#### TASK INPUTS

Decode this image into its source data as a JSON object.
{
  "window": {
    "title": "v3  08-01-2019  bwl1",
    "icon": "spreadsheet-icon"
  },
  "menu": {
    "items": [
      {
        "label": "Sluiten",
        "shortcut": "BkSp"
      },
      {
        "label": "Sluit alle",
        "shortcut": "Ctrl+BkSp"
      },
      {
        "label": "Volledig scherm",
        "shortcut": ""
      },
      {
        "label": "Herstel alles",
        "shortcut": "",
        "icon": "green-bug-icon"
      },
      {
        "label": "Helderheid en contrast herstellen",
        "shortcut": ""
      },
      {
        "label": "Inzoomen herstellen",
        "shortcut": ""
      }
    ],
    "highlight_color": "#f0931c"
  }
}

########

* **PROBLEM STATEMENT**:
Report how many lines in this data include the string "herstellen", and nothing else.

* **THE RESULT**:
2